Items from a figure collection
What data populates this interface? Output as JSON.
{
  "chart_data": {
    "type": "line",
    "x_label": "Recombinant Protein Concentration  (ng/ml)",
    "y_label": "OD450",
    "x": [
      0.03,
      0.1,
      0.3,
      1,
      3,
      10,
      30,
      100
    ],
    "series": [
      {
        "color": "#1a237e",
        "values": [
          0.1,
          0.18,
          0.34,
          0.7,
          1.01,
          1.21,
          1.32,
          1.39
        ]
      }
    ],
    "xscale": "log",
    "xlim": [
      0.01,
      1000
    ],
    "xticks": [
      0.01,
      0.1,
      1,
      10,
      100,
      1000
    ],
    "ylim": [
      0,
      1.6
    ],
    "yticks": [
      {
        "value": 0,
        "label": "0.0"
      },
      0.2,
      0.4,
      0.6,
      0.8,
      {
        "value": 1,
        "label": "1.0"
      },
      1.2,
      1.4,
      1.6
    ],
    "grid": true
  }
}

==

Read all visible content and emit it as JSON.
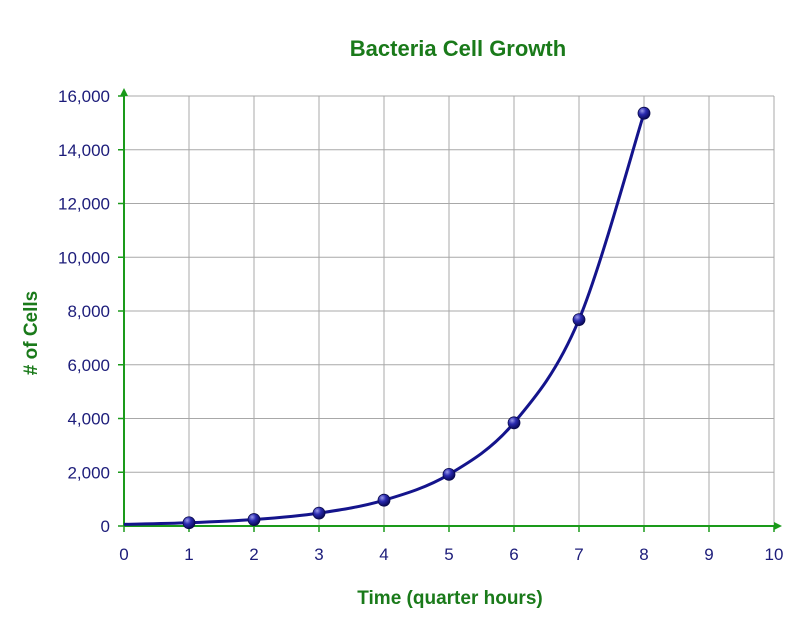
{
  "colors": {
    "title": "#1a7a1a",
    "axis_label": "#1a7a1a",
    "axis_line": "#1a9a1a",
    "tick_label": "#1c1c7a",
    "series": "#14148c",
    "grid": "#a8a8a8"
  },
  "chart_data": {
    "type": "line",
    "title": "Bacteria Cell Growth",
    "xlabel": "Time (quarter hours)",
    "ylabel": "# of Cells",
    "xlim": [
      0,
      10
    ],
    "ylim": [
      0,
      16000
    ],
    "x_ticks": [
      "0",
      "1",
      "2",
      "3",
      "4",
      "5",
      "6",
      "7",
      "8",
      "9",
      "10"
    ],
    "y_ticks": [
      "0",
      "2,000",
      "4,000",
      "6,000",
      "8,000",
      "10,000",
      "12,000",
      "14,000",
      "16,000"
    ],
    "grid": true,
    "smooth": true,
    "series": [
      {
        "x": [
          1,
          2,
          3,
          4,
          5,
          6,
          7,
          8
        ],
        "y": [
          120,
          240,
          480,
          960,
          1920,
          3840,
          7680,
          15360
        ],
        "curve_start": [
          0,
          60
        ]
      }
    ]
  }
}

### Your instructions
Only the lines containing "title" are needed; copy each of them from the data.

### Output for this exercise
    "title": "#1a7a1a",
    "title": "Bacteria Cell Growth",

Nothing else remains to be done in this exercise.